*** Exercise material

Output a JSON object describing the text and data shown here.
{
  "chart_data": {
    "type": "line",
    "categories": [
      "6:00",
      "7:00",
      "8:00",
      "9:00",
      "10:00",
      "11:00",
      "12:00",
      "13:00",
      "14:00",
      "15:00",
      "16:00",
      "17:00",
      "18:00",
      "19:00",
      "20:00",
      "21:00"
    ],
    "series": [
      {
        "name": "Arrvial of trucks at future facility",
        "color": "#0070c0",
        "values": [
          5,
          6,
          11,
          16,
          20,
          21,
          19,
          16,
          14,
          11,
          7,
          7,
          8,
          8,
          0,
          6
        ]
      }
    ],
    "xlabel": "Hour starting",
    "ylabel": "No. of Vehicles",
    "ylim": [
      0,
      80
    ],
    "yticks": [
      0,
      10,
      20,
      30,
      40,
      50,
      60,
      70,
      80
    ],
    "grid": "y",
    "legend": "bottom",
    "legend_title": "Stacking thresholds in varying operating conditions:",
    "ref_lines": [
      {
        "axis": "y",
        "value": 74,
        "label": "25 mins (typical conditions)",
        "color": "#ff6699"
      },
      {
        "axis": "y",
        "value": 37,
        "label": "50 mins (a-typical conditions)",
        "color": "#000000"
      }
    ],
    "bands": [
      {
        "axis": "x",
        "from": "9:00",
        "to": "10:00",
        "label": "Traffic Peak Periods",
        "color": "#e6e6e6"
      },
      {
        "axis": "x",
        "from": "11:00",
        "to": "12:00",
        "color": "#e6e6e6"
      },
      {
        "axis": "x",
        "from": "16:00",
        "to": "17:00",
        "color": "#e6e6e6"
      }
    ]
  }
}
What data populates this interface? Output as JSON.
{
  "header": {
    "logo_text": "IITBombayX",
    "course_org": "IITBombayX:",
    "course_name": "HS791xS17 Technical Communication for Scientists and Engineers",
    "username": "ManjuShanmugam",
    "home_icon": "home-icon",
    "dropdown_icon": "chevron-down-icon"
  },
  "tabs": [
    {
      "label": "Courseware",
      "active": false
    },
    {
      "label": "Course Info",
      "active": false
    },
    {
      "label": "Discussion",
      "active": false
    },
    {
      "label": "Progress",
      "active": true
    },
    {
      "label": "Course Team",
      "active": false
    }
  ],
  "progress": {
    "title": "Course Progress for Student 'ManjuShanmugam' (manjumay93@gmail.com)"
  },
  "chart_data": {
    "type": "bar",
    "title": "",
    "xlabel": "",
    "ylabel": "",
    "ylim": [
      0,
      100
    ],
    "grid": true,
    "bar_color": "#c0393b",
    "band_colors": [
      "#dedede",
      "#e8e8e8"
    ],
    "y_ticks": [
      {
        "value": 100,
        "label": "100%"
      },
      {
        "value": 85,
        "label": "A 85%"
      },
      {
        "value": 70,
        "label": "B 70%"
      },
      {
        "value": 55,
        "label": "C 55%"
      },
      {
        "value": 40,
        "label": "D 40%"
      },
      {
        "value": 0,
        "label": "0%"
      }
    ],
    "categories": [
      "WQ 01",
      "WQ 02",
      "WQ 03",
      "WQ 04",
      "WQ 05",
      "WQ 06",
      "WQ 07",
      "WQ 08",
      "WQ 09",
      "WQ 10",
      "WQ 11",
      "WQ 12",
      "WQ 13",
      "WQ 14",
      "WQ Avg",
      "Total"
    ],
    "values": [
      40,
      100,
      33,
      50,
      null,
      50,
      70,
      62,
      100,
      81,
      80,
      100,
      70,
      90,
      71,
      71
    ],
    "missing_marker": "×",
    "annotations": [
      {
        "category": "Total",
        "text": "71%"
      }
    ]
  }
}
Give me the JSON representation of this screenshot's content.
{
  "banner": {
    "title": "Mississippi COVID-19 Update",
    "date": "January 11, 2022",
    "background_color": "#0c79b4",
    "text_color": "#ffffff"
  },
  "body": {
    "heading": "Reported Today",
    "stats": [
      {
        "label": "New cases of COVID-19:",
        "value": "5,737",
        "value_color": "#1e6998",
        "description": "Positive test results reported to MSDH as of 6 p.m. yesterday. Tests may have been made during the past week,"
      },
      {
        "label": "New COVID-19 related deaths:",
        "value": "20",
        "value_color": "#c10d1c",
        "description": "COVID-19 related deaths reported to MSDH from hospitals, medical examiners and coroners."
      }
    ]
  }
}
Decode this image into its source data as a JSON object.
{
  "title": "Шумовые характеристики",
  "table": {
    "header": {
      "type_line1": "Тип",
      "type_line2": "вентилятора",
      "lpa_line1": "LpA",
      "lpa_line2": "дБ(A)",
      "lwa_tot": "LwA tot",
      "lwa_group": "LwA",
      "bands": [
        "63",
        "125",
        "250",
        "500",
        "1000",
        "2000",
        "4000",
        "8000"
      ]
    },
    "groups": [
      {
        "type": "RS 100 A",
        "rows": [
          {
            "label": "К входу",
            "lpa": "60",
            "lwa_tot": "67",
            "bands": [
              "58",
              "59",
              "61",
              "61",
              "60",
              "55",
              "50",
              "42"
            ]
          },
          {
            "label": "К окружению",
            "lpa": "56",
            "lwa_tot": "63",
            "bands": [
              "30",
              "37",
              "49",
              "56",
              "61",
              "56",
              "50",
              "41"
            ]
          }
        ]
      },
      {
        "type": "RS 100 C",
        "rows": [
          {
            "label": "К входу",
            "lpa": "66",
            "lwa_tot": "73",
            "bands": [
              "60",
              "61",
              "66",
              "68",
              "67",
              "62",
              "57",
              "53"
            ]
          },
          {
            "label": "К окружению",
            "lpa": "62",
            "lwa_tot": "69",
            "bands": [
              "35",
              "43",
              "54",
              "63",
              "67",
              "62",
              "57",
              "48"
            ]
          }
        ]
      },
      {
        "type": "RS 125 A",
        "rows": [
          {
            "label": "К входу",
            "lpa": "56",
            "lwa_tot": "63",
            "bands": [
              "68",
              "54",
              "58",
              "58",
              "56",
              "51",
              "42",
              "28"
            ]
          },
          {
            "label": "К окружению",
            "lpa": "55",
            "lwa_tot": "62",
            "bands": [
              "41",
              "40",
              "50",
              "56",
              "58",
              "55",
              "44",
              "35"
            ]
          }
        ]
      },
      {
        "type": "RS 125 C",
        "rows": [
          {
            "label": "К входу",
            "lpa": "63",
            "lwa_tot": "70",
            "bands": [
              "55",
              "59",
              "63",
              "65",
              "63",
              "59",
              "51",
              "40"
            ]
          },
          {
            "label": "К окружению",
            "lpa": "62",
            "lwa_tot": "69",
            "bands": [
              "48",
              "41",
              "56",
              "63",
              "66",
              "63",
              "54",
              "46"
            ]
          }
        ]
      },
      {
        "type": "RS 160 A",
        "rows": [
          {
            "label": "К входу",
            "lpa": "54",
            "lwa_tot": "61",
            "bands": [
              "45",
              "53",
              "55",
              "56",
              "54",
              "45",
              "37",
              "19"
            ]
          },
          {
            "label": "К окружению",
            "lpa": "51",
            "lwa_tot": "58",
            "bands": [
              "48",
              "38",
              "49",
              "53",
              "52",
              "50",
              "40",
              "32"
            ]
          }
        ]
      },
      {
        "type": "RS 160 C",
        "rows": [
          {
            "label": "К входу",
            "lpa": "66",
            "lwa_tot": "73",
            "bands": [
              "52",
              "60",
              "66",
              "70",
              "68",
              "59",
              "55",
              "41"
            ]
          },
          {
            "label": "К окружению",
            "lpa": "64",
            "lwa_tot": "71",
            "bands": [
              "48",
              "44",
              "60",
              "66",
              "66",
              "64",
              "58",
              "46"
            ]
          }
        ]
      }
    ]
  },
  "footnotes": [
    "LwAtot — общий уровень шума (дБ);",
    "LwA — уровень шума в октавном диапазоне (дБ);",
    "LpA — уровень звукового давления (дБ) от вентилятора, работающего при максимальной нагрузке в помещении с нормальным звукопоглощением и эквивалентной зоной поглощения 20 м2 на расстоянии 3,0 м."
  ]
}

******

▶ _Exercise objective_
Look through the lines above and collect those with the word "typical".

▶ _Written reply_
        "label": "25 mins (typical conditions)",
        "label": "50 mins (a-typical conditions)",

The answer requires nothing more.